OBJECTIVE: Every entry must be echoed exactly.

Stored data
+++

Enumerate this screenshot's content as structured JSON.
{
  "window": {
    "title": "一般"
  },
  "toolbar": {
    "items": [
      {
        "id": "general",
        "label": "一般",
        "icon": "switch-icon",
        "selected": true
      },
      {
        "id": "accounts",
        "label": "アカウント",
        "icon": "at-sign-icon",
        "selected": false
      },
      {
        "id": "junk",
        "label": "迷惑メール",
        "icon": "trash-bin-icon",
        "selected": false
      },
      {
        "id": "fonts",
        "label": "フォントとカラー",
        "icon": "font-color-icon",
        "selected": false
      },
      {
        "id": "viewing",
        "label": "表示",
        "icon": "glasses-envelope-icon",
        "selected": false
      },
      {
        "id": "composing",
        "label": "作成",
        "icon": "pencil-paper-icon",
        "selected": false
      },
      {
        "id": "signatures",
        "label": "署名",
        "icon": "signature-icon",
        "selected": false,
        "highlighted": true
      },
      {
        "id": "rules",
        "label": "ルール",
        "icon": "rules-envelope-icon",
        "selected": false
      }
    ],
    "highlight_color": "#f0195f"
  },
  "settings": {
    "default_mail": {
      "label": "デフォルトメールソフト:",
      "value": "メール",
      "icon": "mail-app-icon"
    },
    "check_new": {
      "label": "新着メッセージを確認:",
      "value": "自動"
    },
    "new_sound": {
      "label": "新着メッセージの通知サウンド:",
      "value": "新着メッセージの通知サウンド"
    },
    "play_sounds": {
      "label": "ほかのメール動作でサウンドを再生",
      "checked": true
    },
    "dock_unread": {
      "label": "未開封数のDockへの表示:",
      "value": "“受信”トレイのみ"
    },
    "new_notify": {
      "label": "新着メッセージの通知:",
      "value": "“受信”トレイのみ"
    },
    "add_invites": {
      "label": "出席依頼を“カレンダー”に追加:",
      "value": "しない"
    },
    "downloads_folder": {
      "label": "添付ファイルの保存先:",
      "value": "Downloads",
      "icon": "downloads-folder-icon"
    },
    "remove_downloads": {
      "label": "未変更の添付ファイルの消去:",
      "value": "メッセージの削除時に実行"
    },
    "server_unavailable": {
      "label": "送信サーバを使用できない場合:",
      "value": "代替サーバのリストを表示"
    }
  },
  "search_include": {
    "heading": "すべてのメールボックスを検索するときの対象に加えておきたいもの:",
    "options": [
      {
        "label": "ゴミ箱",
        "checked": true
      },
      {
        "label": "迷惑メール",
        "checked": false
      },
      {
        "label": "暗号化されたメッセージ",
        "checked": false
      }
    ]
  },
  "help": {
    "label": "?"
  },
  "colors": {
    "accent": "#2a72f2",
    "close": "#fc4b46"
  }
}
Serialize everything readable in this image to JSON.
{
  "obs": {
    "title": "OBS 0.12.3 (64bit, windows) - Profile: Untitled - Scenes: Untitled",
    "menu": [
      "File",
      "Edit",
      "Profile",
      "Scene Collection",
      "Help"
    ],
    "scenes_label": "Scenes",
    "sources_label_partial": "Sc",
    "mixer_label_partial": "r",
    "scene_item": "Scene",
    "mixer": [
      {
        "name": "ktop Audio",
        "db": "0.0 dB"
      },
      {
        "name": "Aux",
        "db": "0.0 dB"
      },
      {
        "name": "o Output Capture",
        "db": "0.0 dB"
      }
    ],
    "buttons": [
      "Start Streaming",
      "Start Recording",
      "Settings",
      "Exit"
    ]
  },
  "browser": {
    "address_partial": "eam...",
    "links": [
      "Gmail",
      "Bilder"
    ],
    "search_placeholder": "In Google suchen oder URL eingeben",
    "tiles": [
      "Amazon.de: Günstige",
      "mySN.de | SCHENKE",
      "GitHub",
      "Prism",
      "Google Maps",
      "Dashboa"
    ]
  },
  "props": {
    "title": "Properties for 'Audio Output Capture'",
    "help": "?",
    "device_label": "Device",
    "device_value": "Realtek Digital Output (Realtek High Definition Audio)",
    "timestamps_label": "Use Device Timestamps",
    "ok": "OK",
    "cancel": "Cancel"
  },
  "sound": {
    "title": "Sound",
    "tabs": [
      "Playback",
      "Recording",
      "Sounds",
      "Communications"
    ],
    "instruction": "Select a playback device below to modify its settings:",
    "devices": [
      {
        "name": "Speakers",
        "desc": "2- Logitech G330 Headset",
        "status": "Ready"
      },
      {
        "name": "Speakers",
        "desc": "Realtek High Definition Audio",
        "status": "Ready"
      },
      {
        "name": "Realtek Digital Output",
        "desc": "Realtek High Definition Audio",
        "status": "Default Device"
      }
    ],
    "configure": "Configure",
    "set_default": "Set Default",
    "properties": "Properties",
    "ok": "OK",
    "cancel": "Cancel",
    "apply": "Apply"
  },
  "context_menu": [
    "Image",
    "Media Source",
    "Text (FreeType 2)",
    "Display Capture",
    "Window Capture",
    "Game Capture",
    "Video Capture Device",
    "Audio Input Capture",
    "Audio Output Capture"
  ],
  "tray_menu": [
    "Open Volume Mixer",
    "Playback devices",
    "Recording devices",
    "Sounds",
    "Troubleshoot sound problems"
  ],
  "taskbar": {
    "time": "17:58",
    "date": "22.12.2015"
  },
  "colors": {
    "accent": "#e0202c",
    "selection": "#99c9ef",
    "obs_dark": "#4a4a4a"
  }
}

+++

WRITTEN RESPONSE:
Enumerate this screenshot's content as structured JSON.
{
  "window": {
    "title": "一般"
  },
  "toolbar": {
    "items": [
      {
        "id": "general",
        "label": "一般",
        "icon": "switch-icon",
        "selected": true
      },
      {
        "id": "accounts",
        "label": "アカウント",
        "icon": "at-sign-icon",
        "selected": false
      },
      {
        "id": "junk",
        "label": "迷惑メール",
        "icon": "trash-bin-icon",
        "selected": false
      },
      {
        "id": "fonts",
        "label": "フォントとカラー",
        "icon": "font-color-icon",
        "selected": false
      },
      {
        "id": "viewing",
        "label": "表示",
        "icon": "glasses-envelope-icon",
        "selected": false
      },
      {
        "id": "composing",
        "label": "作成",
        "icon": "pencil-paper-icon",
        "selected": false
      },
      {
        "id": "signatures",
        "label": "署名",
        "icon": "signature-icon",
        "selected": false,
        "highlighted": true
      },
      {
        "id": "rules",
        "label": "ルール",
        "icon": "rules-envelope-icon",
        "selected": false
      }
    ],
    "highlight_color": "#f0195f"
  },
  "settings": {
    "default_mail": {
      "label": "デフォルトメールソフト:",
      "value": "メール",
      "icon": "mail-app-icon"
    },
    "check_new": {
      "label": "新着メッセージを確認:",
      "value": "自動"
    },
    "new_sound": {
      "label": "新着メッセージの通知サウンド:",
      "value": "新着メッセージの通知サウンド"
    },
    "play_sounds": {
      "label": "ほかのメール動作でサウンドを再生",
      "checked": true
    },
    "dock_unread": {
      "label": "未開封数のDockへの表示:",
      "value": "“受信”トレイのみ"
    },
    "new_notify": {
      "label": "新着メッセージの通知:",
      "value": "“受信”トレイのみ"
    },
    "add_invites": {
      "label": "出席依頼を“カレンダー”に追加:",
      "value": "しない"
    },
    "downloads_folder": {
      "label": "添付ファイルの保存先:",
      "value": "Downloads",
      "icon": "downloads-folder-icon"
    },
    "remove_downloads": {
      "label": "未変更の添付ファイルの消去:",
      "value": "メッセージの削除時に実行"
    },
    "server_unavailable": {
      "label": "送信サーバを使用できない場合:",
      "value": "代替サーバのリストを表示"
    }
  },
  "search_include": {
    "heading": "すべてのメールボックスを検索するときの対象に加えておきたいもの:",
    "options": [
      {
        "label": "ゴミ箱",
        "checked": true
      },
      {
        "label": "迷惑メール",
        "checked": false
      },
      {
        "label": "暗号化されたメッセージ",
        "checked": false
      }
    ]
  },
  "help": {
    "label": "?"
  },
  "colors": {
    "accent": "#2a72f2",
    "close": "#fc4b46"
  }
}
Serialize everything readable in this image to JSON.
{
  "obs": {
    "title": "OBS 0.12.3 (64bit, windows) - Profile: Untitled - Scenes: Untitled",
    "menu": [
      "File",
      "Edit",
      "Profile",
      "Scene Collection",
      "Help"
    ],
    "scenes_label": "Scenes",
    "sources_label_partial": "Sc",
    "mixer_label_partial": "r",
    "scene_item": "Scene",
    "mixer": [
      {
        "name": "ktop Audio",
        "db": "0.0 dB"
      },
      {
        "name": "Aux",
        "db": "0.0 dB"
      },
      {
        "name": "o Output Capture",
        "db": "0.0 dB"
      }
    ],
    "buttons": [
      "Start Streaming",
      "Start Recording",
      "Settings",
      "Exit"
    ]
  },
  "browser": {
    "address_partial": "eam...",
    "links": [
      "Gmail",
      "Bilder"
    ],
    "search_placeholder": "In Google suchen oder URL eingeben",
    "tiles": [
      "Amazon.de: Günstige",
      "mySN.de | SCHENKE",
      "GitHub",
      "Prism",
      "Google Maps",
      "Dashboa"
    ]
  },
  "props": {
    "title": "Properties for 'Audio Output Capture'",
    "help": "?",
    "device_label": "Device",
    "device_value": "Realtek Digital Output (Realtek High Definition Audio)",
    "timestamps_label": "Use Device Timestamps",
    "ok": "OK",
    "cancel": "Cancel"
  },
  "sound": {
    "title": "Sound",
    "tabs": [
      "Playback",
      "Recording",
      "Sounds",
      "Communications"
    ],
    "instruction": "Select a playback device below to modify its settings:",
    "devices": [
      {
        "name": "Speakers",
        "desc": "2- Logitech G330 Headset",
        "status": "Ready"
      },
      {
        "name": "Speakers",
        "desc": "Realtek High Definition Audio",
        "status": "Ready"
      },
      {
        "name": "Realtek Digital Output",
        "desc": "Realtek High Definition Audio",
        "status": "Default Device"
      }
    ],
    "configure": "Configure",
    "set_default": "Set Default",
    "properties": "Properties",
    "ok": "OK",
    "cancel": "Cancel",
    "apply": "Apply"
  },
  "context_menu": [
    "Image",
    "Media Source",
    "Text (FreeType 2)",
    "Display Capture",
    "Window Capture",
    "Game Capture",
    "Video Capture Device",
    "Audio Input Capture",
    "Audio Output Capture"
  ],
  "tray_menu": [
    "Open Volume Mixer",
    "Playback devices",
    "Recording devices",
    "Sounds",
    "Troubleshoot sound problems"
  ],
  "taskbar": {
    "time": "17:58",
    "date": "22.12.2015"
  },
  "colors": {
    "accent": "#e0202c",
    "selection": "#99c9ef",
    "obs_dark": "#4a4a4a"
  }
}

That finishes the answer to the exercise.